◆ **Set problem**: Count only the lines of the records that hold "libro", then give the number without any other words.

◆ **Recorded data**:
━━━━━━━━━━
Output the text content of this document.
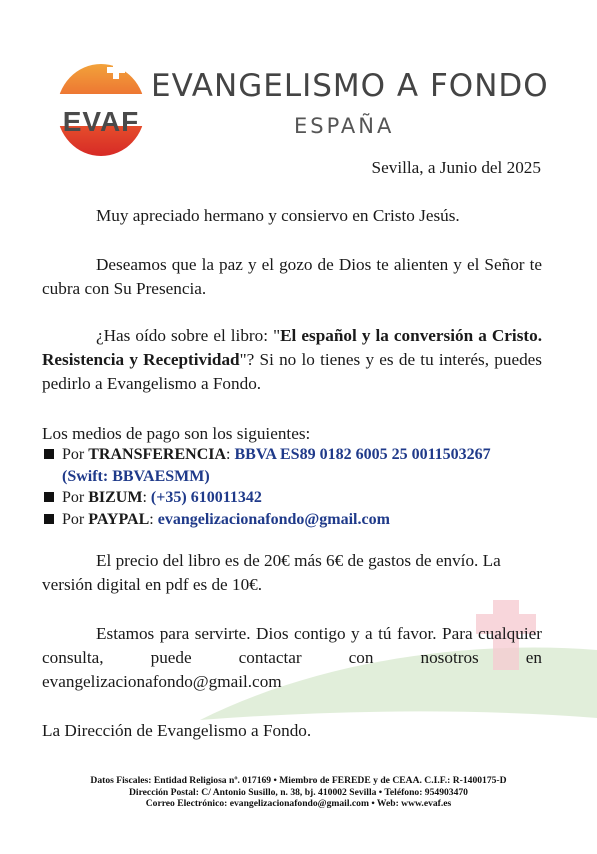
EVAF
EVANGELISMO A FONDO
ESPAÑA
Sevilla, a Junio del 2025

Muy apreciado hermano y consiervo en Cristo Jesús.

Deseamos que la paz y el gozo de Dios te alienten y el Señor te cubra con Su Presencia.

¿Has oído sobre el libro: "El español y la conversión a Cristo. Resistencia y Receptividad"? Si no lo tienes y es de tu interés, puedes pedirlo a Evangelismo a Fondo.

Los medios de pago son los siguientes:

Por TRANSFERENCIA: BBVA ES89 0182 6005 25 0011503267
(Swift: BBVAESMM)
Por BIZUM: (+35) 610011342
Por PAYPAL: evangelizacionafondo@gmail.com

El precio del libro es de 20€ más 6€ de gastos de envío. La versión digital en pdf es de 10€.

Estamos para servirte. Dios contigo y a tú favor. Para cualquier consulta, puede contactar con nosotros en evangelizacionafondo@gmail.com

La Dirección de Evangelismo a Fondo.

Datos Fiscales: Entidad Religiosa nº. 017169 • Miembro de FEREDE y de CEAA. C.I.F.: R-1400175-D
Dirección Postal: C/ Antonio Susillo, n. 38, bj. 410002 Sevilla • Teléfono: 954903470
Correo Electrónico: evangelizacionafondo@gmail.com • Web: www.evaf.es
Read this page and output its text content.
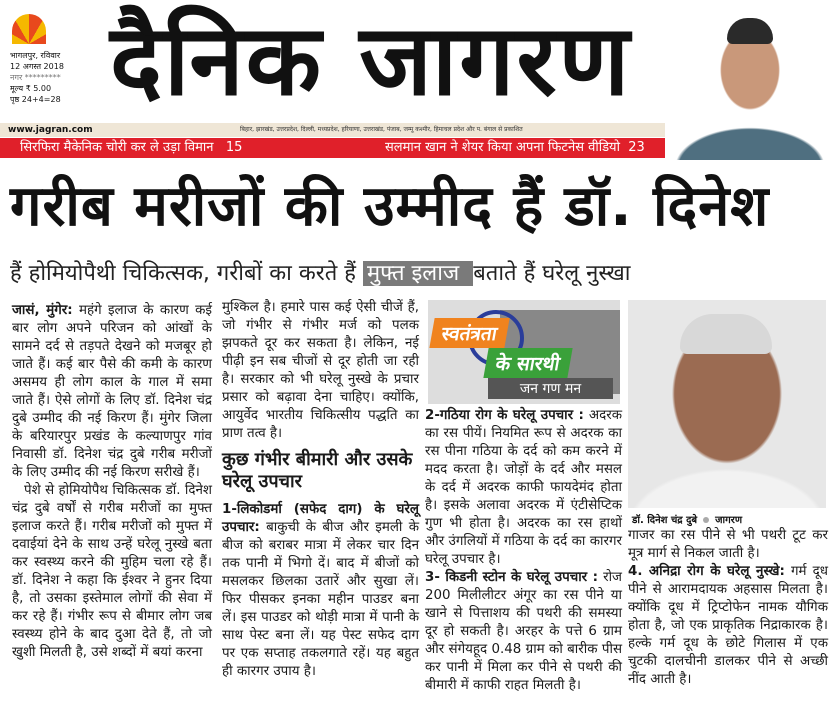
भागलपुर, रविवार
12 अगस्त 2018
नगर *********
मूल्य ₹ 5.00
पृष्ठ 24+4=28 दैनिक जागरण
www.jagran.com	बिहार, झारखंड, उत्तरप्रदेश, दिल्ली, मध्यप्रदेश, हरियाणा, उत्तराखंड, पंजाब, जम्मू कश्मीर, हिमाचल प्रदेश और प. बंगाल से प्रकाशित
सिरफिरा मैकेनिक चोरी कर ले उड़ा विमान 15	सलमान खान ने शेयर किया अपना फिटनेस वीडियो 23
गरीब मरीजों की उम्मीद हैं डॉ. दिनेश
हैं होमियोपैथी चिकित्सक, गरीबों का करते हैं मुफ्त इलाज बताते हैं घरेलू नुस्खा

जासं, मुंगेर: महंगे इलाज के कारण कई बार लोग अपने परिजन को आंखों के सामने दर्द से तड़पते देखने को मजबूर हो जाते हैं। कई बार पैसे की कमी के कारण असमय ही लोग काल के गाल में समा जाते हैं। ऐसे लोगों के लिए डॉ. दिनेश चंद्र दुबे उम्मीद की नई किरण हैं। मुंगेर जिला के बरियारपुर प्रखंड के कल्याणपुर गांव निवासी डॉ. दिनेश चंद्र दुबे गरीब मरीजों के लिए उम्मीद की नई किरण सरीखे हैं।

पेशे से होमियोपैथ चिकित्सक डॉ. दिनेश चंद्र दुबे वर्षों से गरीब मरीजों का मुफ्त इलाज करते हैं। गरीब मरीजों को मुफ्त में दवाईयां देने के साथ उन्हें घरेलू नुस्खे बता कर स्वस्थ्य करने की मुहिम चला रहे हैं। डॉ. दिनेश ने कहा कि ईश्वर ने हुनर दिया है, तो उसका इस्तेमाल लोगों की सेवा में कर रहे हैं। गंभीर रूप से बीमार लोग जब स्वस्थ्य होने के बाद दुआ देते हैं, तो जो खुशी मिलती है, उसे शब्दों में बयां करना

मुश्किल है। हमारे पास कई ऐसी चीजें हैं, जो गंभीर से गंभीर मर्ज को पलक झपकते दूर कर सकता है। लेकिन, नई पीढ़ी इन सब चीजों से दूर होती जा रही है। सरकार को भी घरेलू नुस्खे के प्रचार प्रसार को बढ़ावा देना चाहिए। क्योंकि, आयुर्वेद भारतीय चिकित्सीय पद्धति का प्राण तत्व है।

कुछ गंभीर बीमारी और उसके घरेलू उपचार

1-लिकोडर्मा (सफेद दाग) के घरेलू उपचार: बाकुची के बीज और इमली के बीज को बराबर मात्रा में लेकर चार दिन तक पानी में भिगो दें। बाद में बीजों को मसलकर छिलका उतारें और सुखा लें। फिर पीसकर इनका महीन पाउडर बना लें। इस पाउडर को थोड़ी मात्रा में पानी के साथ पेस्ट बना लें। यह पेस्ट सफेद दाग पर एक सप्ताह तकलगाते रहें। यह बहुत ही कारगर उपाय है।

स्वतंत्रता
के सारथी
जन गण मन

2-गठिया रोग के घरेलू उपचार : अदरक का रस पीयें। नियमित रूप से अदरक का रस पीना गठिया के दर्द को कम करने में मदद करता है। जोड़ों के दर्द और मसल के दर्द में अदरक काफी फायदेमंद होता है। इसके अलावा अदरक में एंटीसेप्टिक गुण भी होता है। अदरक का रस हाथों और उंगलियों में गठिया के दर्द का कारगर घरेलू उपचार है।

3- किडनी स्टोन के घरेलू उपचार : रोज 200 मिलीलीटर अंगूर का रस पीने या खाने से पित्ताशय की पथरी की समस्या दूर हो सकती है। अरहर के पत्ते 6 ग्राम और संगेयहूद 0.48 ग्राम को बारीक पीस कर पानी में मिला कर पीने से पथरी की बीमारी में काफी राहत मिलती है।

डॉ. दिनेश चंद्र दुबे जागरण

गाजर का रस पीने से भी पथरी टूट कर मूत्र मार्ग से निकल जाती है।

4. अनिद्रा रोग के घरेलू नुस्खे: गर्म दूध पीने से आरामदायक अहसास मिलता है। क्योंकि दूध में ट्रिप्टोफेन नामक यौगिक होता है, जो एक प्राकृतिक निद्राकारक है। हल्के गर्म दूध के छोटे गिलास में एक चुटकी दालचीनी डालकर पीने से अच्छी नींद आती है।
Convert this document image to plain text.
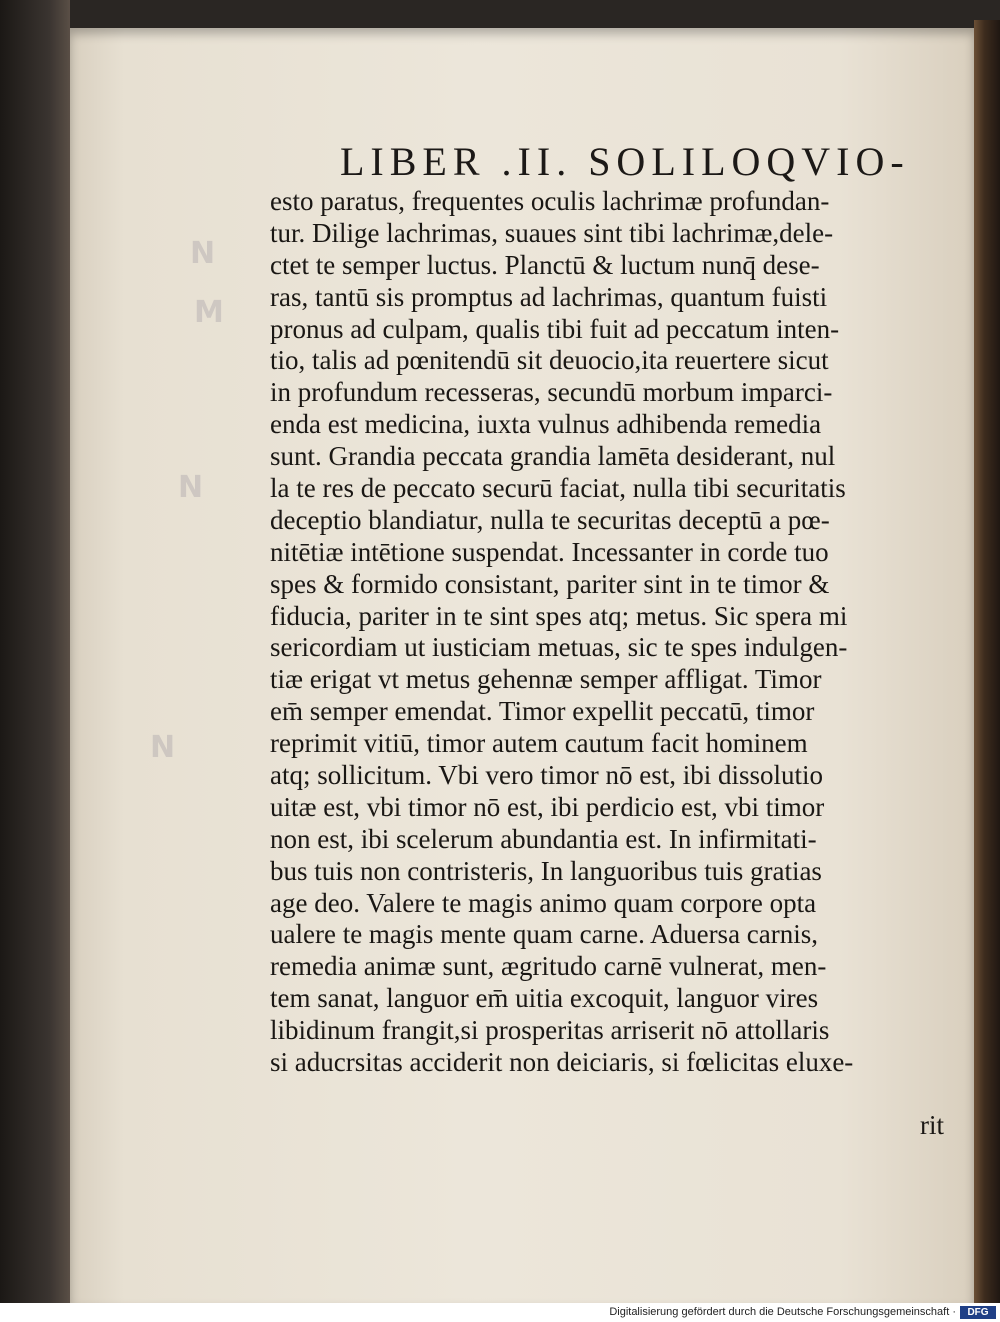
N
M
N
N
LIBER .II. SOLILOQVIO-
esto paratus, frequentes oculis lachrimæ profundan-
tur. Dilige lachrimas, suaues sint tibi lachrimæ,dele-
ctet te semper luctus. Planctū & luctum nunq̄ dese-
ras, tantū sis promptus ad lachrimas, quantum fuisti
pronus ad culpam, qualis tibi fuit ad peccatum inten-
tio, talis ad pœnitendū sit deuocio,ita reuertere sicut
in profundum recesseras, secundū morbum imparci-
enda est medicina, iuxta vulnus adhibenda remedia
sunt. Grandia peccata grandia lamēta desiderant, nul
la te res de peccato securū faciat, nulla tibi securitatis
deceptio blandiatur, nulla te securitas deceptū a pœ-
nitētiæ intētione suspendat. Incessanter in corde tuo
spes & formido consistant, pariter sint in te timor &
fiducia, pariter in te sint spes atq; metus. Sic spera mi
sericordiam ut iusticiam metuas, sic te spes indulgen-
tiæ erigat vt metus gehennæ semper affligat. Timor
em̄ semper emendat. Timor expellit peccatū, timor
reprimit vitiū, timor autem cautum facit hominem
atq; sollicitum. Vbi vero timor nō est, ibi dissolutio
uitæ est, vbi timor nō est, ibi perdicio est, vbi timor
non est, ibi scelerum abundantia est. In infirmitati-
bus tuis non contristeris, In languoribus tuis gratias
age deo. Valere te magis animo quam corpore opta
ualere te magis mente quam carne. Aduersa carnis,
remedia animæ sunt, ægritudo carnē vulnerat, men-
tem sanat, languor em̄ uitia excoquit, languor vires
libidinum frangit,si prosperitas arriserit nō attollaris
si aducrsitas acciderit non deiciaris, si fœlicitas eluxe-
rit
Digitalisierung gefördert durch die Deutsche Forschungsgemeinschaft ·	DFG
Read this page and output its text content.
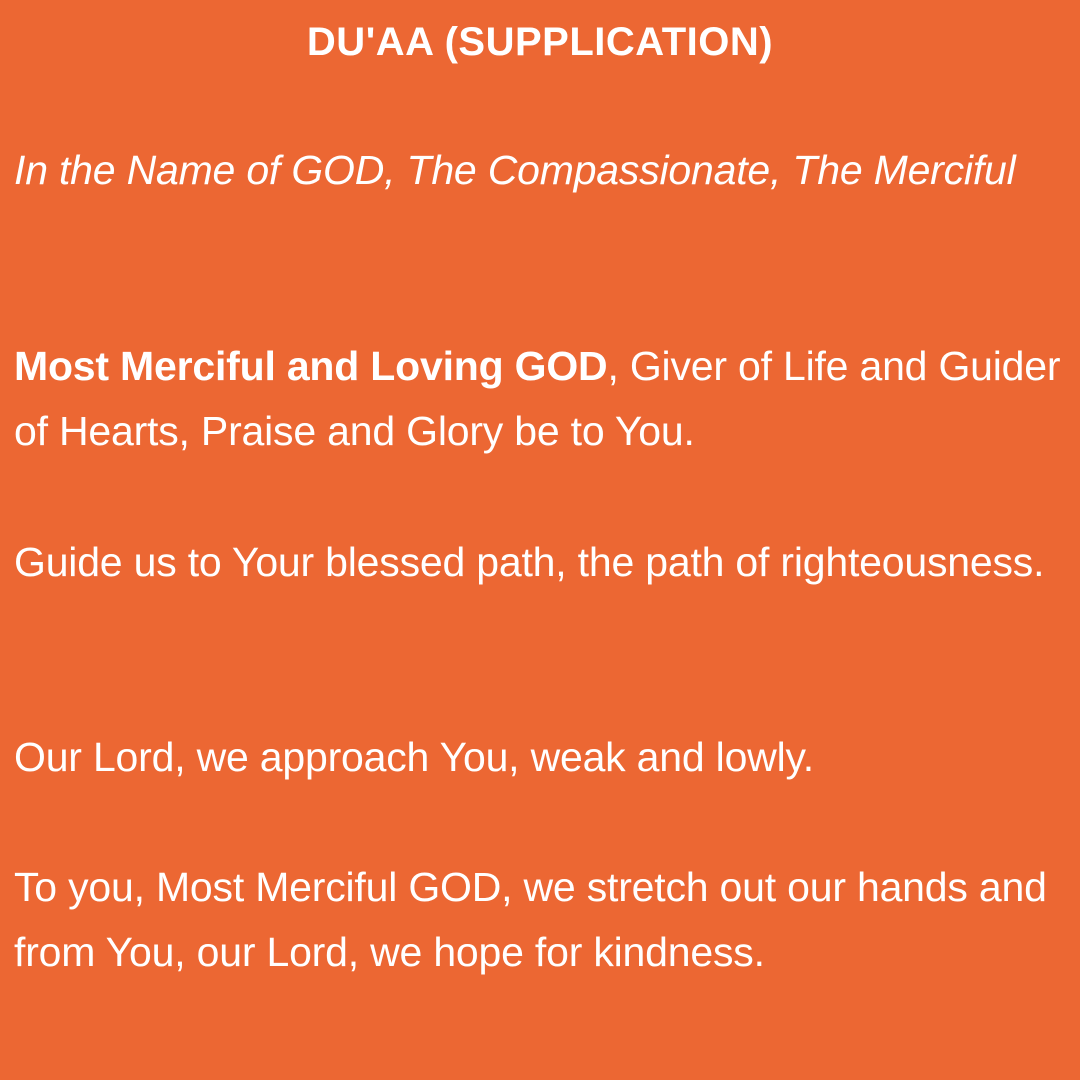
DU'AA (SUPPLICATION)

In the Name of GOD, The Compassionate, The Merciful

Most Merciful and Loving GOD, Giver of Life and Guider of Hearts, Praise and Glory be to You.

Guide us to Your blessed path, the path of righteousness.

Our Lord, we approach You, weak and lowly.

To you, Most Merciful GOD, we stretch out our hands and from You, our Lord, we hope for kindness.
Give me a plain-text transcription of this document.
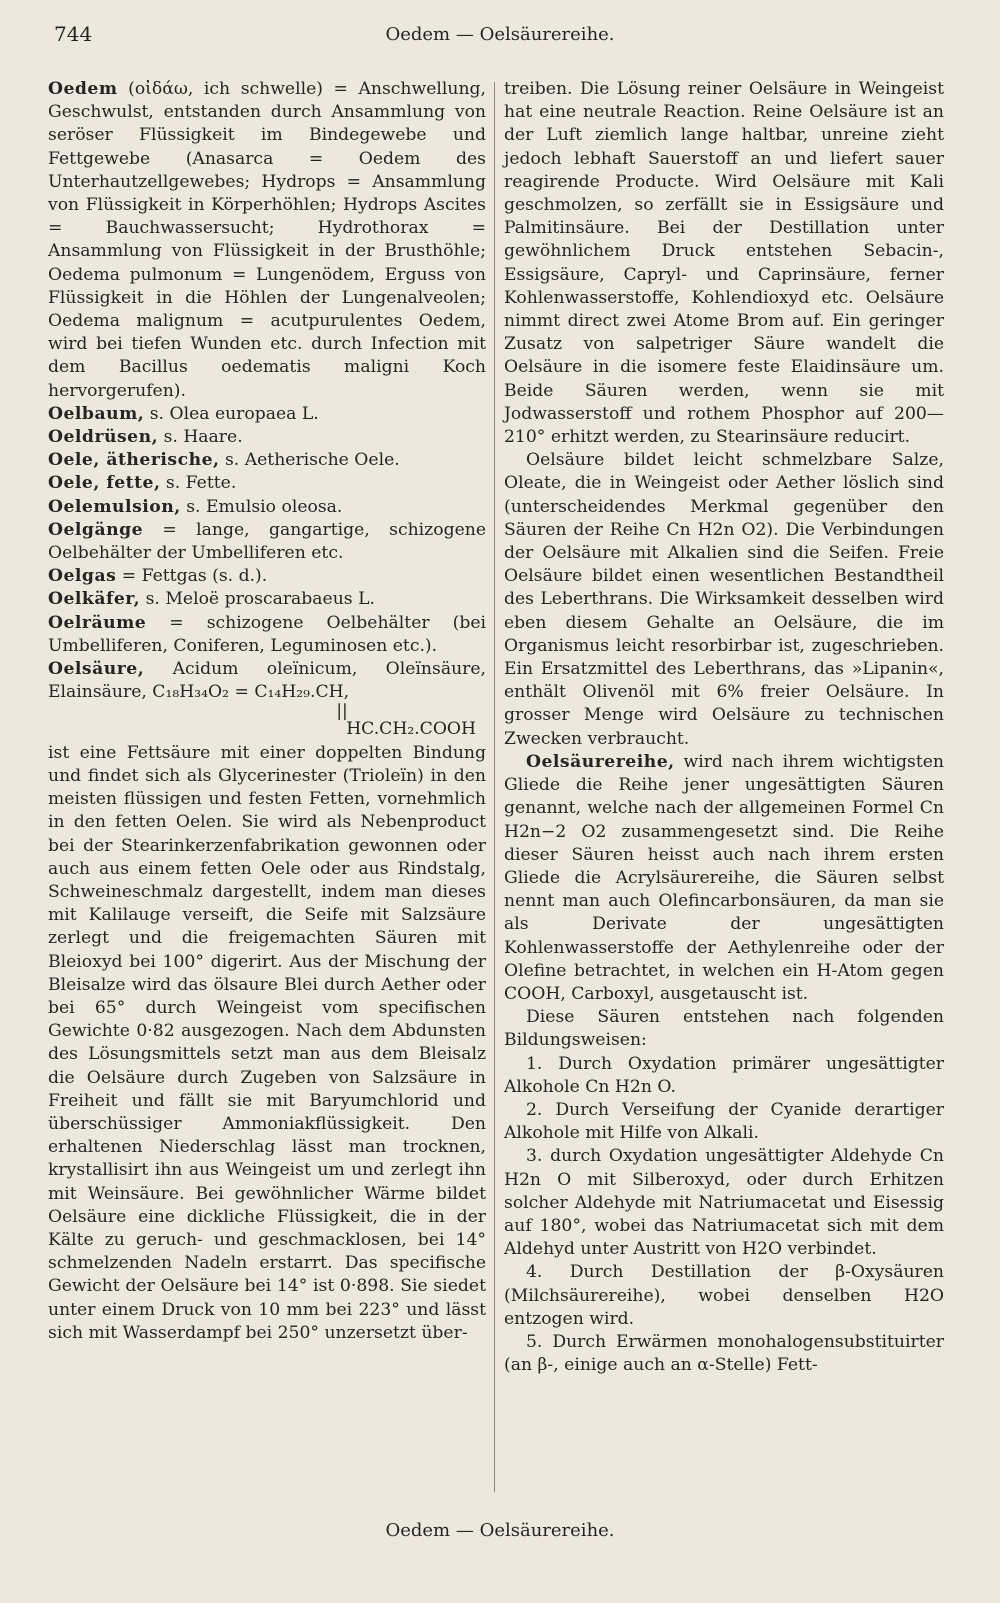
744	Oedem — Oelsäurereihe.

Oedem (οἰδάω, ich schwelle) = Anschwellung, Geschwulst, entstanden durch Ansammlung von seröser Flüssigkeit im Bindegewebe und Fettgewebe (Anasarca = Oedem des Unterhautzellgewebes; Hydrops = Ansammlung von Flüssigkeit in Körperhöhlen; Hydrops Ascites = Bauchwassersucht; Hydrothorax = Ansammlung von Flüssigkeit in der Brusthöhle; Oedema pulmonum = Lungenödem, Erguss von Flüssigkeit in die Höhlen der Lungenalveolen; Oedema malignum = acutpurulentes Oedem, wird bei tiefen Wunden etc. durch Infection mit dem Bacillus oedematis maligni Koch hervorgerufen).

Oelbaum, s. Olea europaea L.

Oeldrüsen, s. Haare.

Oele, ätherische, s. Aetherische Oele.

Oele, fette, s. Fette.

Oelemulsion, s. Emulsio oleosa.

Oelgänge = lange, gangartige, schizogene Oelbehälter der Umbelliferen etc.

Oelgas = Fettgas (s. d.).

Oelkäfer, s. Meloë proscarabaeus L.

Oelräume = schizogene Oelbehälter (bei Umbelliferen, Coniferen, Leguminosen etc.).

Oelsäure, Acidum oleïnicum, Oleïnsäure, Elainsäure, C₁₈H₃₄O₂ = C₁₄H₂₉.CH,

||

HC.CH₂.COOH

ist eine Fettsäure mit einer doppelten Bindung und findet sich als Glycerinester (Trioleïn) in den meisten flüssigen und festen Fetten, vornehmlich in den fetten Oelen. Sie wird als Nebenproduct bei der Stearinkerzenfabrikation gewonnen oder auch aus einem fetten Oele oder aus Rindstalg, Schweineschmalz dargestellt, indem man dieses mit Kalilauge verseift, die Seife mit Salzsäure zerlegt und die freigemachten Säuren mit Bleioxyd bei 100° digerirt. Aus der Mischung der Bleisalze wird das ölsaure Blei durch Aether oder bei 65° durch Weingeist vom specifischen Gewichte 0·82 ausgezogen. Nach dem Abdunsten des Lösungsmittels setzt man aus dem Bleisalz die Oelsäure durch Zugeben von Salzsäure in Freiheit und fällt sie mit Baryumchlorid und überschüssiger Ammoniakflüssigkeit. Den erhaltenen Niederschlag lässt man trocknen, krystallisirt ihn aus Weingeist um und zerlegt ihn mit Weinsäure. Bei gewöhnlicher Wärme bildet Oelsäure eine dickliche Flüssigkeit, die in der Kälte zu geruch- und geschmacklosen, bei 14° schmelzenden Nadeln erstarrt. Das specifische Gewicht der Oelsäure bei 14° ist 0·898. Sie siedet unter einem Druck von 10 mm bei 223° und lässt sich mit Wasserdampf bei 250° unzersetzt über-

treiben. Die Lösung reiner Oelsäure in Weingeist hat eine neutrale Reaction. Reine Oelsäure ist an der Luft ziemlich lange haltbar, unreine zieht jedoch lebhaft Sauerstoff an und liefert sauer reagirende Producte. Wird Oelsäure mit Kali geschmolzen, so zerfällt sie in Essigsäure und Palmitinsäure. Bei der Destillation unter gewöhnlichem Druck entstehen Sebacin-, Essigsäure, Capryl- und Caprinsäure, ferner Kohlenwasserstoffe, Kohlendioxyd etc. Oelsäure nimmt direct zwei Atome Brom auf. Ein geringer Zusatz von salpetriger Säure wandelt die Oelsäure in die isomere feste Elaidinsäure um. Beide Säuren werden, wenn sie mit Jodwasserstoff und rothem Phosphor auf 200—210° erhitzt werden, zu Stearinsäure reducirt.

Oelsäure bildet leicht schmelzbare Salze, Oleate, die in Weingeist oder Aether löslich sind (unterscheidendes Merkmal gegenüber den Säuren der Reihe Cn H2n O2). Die Verbindungen der Oelsäure mit Alkalien sind die Seifen. Freie Oelsäure bildet einen wesentlichen Bestandtheil des Leberthrans. Die Wirksamkeit desselben wird eben diesem Gehalte an Oelsäure, die im Organismus leicht resorbirbar ist, zugeschrieben. Ein Ersatzmittel des Leberthrans, das »Lipanin«, enthält Olivenöl mit 6% freier Oelsäure. In grosser Menge wird Oelsäure zu technischen Zwecken verbraucht.

Oelsäurereihe, wird nach ihrem wichtigsten Gliede die Reihe jener ungesättigten Säuren genannt, welche nach der allgemeinen Formel Cn H2n−2 O2 zusammengesetzt sind. Die Reihe dieser Säuren heisst auch nach ihrem ersten Gliede die Acrylsäurereihe, die Säuren selbst nennt man auch Olefincarbonsäuren, da man sie als Derivate der ungesättigten Kohlenwasserstoffe der Aethylenreihe oder der Olefine betrachtet, in welchen ein H-Atom gegen COOH, Carboxyl, ausgetauscht ist.

Diese Säuren entstehen nach folgenden Bildungsweisen:

1. Durch Oxydation primärer ungesättigter Alkohole Cn H2n O.

2. Durch Verseifung der Cyanide derartiger Alkohole mit Hilfe von Alkali.

3. durch Oxydation ungesättigter Aldehyde Cn H2n O mit Silberoxyd, oder durch Erhitzen solcher Aldehyde mit Natriumacetat und Eisessig auf 180°, wobei das Natriumacetat sich mit dem Aldehyd unter Austritt von H2O verbindet.

4. Durch Destillation der β-Oxysäuren (Milchsäurereihe), wobei denselben H2O entzogen wird.

5. Durch Erwärmen monohalogensubstituirter (an β-, einige auch an α-Stelle) Fett-

Oedem — Oelsäurereihe.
━━━━━━━━━━
◆ **Exercise output**: 2